In the lines below, find how many contain the word "JSON" and report that figure alone.

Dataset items
======
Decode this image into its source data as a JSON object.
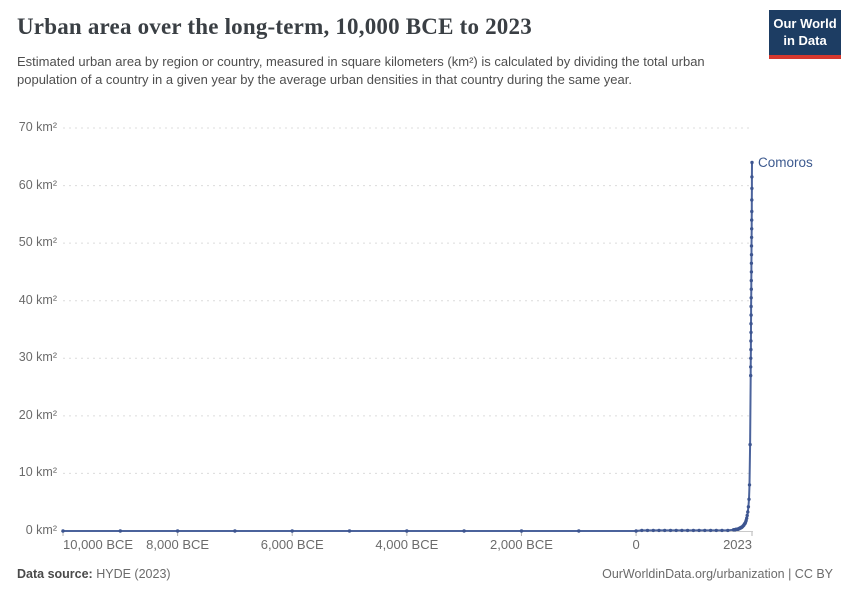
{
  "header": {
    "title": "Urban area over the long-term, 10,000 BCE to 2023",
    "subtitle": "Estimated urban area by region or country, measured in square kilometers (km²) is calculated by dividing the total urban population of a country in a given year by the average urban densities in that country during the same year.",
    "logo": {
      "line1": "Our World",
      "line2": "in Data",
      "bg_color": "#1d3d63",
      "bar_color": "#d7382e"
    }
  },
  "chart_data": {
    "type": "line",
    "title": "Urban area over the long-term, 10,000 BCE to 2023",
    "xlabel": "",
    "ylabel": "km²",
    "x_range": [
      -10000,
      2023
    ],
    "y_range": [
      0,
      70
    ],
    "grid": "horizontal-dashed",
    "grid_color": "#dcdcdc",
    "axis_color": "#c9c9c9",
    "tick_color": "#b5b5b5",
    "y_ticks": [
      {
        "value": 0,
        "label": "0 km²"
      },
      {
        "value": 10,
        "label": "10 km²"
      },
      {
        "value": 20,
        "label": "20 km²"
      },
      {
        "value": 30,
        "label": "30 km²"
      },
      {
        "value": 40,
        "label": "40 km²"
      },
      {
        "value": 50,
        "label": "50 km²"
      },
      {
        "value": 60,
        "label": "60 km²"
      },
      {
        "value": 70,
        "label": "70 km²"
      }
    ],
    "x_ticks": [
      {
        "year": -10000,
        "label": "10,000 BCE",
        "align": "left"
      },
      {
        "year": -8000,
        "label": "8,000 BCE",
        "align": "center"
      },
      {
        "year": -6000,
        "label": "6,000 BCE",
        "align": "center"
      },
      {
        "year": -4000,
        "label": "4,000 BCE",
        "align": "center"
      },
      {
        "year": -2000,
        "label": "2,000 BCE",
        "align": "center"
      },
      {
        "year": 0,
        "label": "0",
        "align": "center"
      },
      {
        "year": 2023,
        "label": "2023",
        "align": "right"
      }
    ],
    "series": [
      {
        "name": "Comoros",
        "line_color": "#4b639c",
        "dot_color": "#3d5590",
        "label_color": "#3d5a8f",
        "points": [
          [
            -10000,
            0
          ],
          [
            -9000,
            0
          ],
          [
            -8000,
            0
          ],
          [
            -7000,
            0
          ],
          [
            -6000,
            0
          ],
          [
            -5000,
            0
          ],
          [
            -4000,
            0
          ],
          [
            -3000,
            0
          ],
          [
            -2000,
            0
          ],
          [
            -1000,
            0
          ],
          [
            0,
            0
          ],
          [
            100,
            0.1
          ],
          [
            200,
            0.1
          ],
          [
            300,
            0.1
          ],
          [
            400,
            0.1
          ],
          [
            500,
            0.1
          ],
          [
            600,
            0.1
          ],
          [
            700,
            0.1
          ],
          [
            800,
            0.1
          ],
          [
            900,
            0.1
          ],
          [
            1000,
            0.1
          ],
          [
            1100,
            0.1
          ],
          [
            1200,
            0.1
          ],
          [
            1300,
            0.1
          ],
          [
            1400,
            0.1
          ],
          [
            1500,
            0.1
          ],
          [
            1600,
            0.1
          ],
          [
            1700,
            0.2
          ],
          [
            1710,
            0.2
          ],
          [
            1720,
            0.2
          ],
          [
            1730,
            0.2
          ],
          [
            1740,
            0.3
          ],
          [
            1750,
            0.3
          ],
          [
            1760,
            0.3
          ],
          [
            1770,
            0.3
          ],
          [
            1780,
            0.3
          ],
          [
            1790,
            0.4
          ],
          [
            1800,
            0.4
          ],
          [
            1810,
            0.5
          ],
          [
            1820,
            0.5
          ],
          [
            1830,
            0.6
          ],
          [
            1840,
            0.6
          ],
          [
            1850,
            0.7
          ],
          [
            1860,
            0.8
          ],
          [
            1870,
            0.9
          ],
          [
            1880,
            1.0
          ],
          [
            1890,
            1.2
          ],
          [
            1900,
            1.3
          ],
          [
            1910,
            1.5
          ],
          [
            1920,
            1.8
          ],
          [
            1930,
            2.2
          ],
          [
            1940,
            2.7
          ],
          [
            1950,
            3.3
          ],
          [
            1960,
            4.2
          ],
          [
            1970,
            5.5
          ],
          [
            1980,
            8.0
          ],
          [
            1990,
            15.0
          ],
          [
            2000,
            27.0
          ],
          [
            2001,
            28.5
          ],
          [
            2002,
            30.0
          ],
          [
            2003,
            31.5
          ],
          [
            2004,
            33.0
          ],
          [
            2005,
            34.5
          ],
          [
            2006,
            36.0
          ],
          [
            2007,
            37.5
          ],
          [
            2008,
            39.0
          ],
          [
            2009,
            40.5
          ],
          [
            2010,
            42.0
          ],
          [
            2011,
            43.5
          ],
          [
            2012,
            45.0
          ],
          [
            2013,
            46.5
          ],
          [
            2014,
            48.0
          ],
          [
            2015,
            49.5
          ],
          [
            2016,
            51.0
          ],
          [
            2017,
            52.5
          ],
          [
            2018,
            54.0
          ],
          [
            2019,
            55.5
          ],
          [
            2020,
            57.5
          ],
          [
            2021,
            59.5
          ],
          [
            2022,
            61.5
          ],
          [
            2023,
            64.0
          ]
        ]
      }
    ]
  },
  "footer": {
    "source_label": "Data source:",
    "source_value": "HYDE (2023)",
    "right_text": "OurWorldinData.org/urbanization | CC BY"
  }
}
======
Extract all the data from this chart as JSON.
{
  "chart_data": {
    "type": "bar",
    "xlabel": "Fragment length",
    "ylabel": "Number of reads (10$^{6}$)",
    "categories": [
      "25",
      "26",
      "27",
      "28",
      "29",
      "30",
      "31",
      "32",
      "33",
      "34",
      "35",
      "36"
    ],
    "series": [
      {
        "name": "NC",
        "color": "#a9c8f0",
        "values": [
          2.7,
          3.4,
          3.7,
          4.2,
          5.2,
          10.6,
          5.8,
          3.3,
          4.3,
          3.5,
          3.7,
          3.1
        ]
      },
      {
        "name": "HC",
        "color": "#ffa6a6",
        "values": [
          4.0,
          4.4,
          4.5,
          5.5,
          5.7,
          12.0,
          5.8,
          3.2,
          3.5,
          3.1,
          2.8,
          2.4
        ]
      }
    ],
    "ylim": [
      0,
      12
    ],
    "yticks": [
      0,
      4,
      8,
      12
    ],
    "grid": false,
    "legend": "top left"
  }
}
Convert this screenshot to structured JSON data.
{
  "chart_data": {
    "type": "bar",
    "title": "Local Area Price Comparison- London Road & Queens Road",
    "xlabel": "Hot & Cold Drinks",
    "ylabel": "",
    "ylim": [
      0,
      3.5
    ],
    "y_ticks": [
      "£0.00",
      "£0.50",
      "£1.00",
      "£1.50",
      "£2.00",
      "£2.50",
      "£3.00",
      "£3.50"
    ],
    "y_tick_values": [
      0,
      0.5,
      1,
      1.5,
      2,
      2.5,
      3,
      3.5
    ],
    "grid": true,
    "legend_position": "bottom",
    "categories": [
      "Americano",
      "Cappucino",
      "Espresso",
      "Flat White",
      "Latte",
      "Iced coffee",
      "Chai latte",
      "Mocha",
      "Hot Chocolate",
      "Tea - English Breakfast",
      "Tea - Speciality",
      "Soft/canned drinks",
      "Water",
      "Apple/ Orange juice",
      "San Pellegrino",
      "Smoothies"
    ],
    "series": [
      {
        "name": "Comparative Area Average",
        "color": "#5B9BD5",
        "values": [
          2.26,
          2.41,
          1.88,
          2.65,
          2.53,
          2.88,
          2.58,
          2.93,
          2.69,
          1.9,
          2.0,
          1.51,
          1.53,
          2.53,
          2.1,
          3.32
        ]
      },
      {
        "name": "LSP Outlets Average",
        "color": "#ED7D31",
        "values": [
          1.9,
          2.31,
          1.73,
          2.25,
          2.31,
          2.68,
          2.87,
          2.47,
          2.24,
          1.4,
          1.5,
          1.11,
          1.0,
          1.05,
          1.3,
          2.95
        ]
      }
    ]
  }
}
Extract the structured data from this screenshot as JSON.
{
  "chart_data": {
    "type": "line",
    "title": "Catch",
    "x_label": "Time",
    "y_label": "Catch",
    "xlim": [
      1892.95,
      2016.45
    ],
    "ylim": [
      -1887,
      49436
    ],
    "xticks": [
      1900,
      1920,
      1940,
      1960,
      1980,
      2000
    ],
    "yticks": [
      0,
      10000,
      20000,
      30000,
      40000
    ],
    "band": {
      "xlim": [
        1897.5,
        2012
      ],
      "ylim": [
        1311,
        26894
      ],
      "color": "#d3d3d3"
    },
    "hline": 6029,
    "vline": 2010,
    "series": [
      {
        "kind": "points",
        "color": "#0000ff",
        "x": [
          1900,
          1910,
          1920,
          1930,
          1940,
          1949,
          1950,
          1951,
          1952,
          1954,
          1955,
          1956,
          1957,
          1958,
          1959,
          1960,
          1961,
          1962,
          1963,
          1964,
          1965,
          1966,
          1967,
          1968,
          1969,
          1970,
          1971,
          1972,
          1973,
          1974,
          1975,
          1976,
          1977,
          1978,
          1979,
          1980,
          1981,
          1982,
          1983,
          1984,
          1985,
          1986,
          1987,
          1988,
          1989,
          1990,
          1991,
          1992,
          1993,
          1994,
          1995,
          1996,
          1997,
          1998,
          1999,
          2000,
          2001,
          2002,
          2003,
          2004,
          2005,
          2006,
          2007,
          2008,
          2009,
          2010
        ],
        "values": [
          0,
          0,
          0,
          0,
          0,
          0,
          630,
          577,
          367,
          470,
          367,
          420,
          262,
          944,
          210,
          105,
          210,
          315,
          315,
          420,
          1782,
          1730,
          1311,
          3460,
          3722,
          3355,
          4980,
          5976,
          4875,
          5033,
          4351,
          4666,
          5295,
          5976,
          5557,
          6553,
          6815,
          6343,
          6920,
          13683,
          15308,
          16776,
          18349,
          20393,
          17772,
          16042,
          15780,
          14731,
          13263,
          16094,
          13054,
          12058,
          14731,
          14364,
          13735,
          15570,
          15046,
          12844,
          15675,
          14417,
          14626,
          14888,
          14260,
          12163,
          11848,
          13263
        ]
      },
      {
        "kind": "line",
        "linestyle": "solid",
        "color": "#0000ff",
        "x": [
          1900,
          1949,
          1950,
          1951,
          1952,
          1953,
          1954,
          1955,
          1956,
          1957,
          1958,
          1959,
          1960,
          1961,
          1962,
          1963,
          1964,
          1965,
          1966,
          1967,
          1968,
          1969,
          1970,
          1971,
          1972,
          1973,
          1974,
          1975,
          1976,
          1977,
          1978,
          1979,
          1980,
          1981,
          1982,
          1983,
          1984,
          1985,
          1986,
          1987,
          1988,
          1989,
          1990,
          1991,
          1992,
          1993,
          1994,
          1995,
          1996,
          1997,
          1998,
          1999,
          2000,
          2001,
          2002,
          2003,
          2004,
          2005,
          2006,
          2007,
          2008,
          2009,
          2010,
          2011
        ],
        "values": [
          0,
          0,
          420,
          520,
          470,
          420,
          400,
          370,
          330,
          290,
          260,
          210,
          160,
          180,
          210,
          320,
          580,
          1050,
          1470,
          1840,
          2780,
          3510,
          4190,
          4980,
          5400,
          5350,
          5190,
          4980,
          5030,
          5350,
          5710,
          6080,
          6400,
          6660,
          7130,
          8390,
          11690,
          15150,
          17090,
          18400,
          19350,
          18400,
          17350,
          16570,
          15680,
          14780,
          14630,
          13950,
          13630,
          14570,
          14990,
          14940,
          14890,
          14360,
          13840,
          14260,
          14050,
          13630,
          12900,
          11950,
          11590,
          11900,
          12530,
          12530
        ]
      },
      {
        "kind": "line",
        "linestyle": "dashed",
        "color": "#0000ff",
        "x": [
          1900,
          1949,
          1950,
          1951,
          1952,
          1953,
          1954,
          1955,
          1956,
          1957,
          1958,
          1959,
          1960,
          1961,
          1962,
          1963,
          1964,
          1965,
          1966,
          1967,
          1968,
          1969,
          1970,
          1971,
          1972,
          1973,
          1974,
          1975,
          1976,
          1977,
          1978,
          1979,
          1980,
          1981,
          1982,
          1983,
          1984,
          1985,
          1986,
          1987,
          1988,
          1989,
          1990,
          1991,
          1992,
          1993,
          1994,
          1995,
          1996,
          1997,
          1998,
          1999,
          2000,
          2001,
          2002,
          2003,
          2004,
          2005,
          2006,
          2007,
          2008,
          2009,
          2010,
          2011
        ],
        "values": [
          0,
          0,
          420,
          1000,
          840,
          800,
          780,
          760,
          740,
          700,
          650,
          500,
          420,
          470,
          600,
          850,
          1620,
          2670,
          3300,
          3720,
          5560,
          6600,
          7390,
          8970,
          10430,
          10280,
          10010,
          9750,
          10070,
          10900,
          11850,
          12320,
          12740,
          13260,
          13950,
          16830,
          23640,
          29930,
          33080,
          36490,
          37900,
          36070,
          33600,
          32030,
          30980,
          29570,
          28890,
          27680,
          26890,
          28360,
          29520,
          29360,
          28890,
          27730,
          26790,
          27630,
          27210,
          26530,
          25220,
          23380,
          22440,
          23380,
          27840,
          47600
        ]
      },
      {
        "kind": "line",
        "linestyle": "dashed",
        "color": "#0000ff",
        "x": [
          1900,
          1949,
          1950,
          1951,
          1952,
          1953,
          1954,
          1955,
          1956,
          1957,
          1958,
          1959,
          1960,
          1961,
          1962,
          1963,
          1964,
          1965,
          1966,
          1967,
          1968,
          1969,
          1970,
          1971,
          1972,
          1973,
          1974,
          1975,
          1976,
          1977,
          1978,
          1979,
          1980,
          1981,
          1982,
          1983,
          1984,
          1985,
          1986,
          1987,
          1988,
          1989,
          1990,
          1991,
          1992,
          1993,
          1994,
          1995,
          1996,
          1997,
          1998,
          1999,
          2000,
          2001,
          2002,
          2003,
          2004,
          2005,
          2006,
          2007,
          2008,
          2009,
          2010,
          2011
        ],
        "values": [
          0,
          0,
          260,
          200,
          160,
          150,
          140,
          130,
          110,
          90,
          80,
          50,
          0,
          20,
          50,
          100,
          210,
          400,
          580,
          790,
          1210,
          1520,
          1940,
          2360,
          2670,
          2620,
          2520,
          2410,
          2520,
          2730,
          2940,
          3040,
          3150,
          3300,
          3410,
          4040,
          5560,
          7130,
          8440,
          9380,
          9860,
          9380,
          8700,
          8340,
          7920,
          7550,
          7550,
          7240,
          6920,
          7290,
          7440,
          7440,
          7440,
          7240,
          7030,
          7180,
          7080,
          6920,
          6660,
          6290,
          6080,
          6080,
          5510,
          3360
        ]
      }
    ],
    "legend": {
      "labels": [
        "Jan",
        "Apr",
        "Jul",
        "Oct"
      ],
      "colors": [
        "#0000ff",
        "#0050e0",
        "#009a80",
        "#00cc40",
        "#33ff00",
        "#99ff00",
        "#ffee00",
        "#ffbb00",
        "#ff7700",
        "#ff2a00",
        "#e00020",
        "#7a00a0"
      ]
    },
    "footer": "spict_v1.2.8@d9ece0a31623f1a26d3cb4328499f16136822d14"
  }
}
======
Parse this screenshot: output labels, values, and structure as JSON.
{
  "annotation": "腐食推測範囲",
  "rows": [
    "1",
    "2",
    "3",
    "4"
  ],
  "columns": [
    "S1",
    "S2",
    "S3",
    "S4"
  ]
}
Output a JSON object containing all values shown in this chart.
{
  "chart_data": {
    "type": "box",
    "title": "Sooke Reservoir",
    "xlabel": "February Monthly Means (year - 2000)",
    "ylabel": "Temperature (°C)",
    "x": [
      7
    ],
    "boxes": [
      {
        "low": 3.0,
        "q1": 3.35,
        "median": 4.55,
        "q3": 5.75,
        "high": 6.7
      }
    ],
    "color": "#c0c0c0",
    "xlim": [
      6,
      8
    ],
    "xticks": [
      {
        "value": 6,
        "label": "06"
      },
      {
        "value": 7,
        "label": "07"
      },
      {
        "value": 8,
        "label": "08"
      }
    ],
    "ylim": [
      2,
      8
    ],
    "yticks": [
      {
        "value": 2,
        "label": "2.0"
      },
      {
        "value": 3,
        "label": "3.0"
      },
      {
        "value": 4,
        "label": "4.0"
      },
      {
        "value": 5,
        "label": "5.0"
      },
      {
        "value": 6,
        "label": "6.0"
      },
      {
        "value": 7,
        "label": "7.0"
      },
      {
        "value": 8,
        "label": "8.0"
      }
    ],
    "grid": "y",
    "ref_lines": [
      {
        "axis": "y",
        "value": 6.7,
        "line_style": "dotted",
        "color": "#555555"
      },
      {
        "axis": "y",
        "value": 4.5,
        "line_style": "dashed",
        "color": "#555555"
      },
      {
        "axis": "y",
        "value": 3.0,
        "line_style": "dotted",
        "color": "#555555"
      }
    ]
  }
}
======
(ANSWER BELOW): 6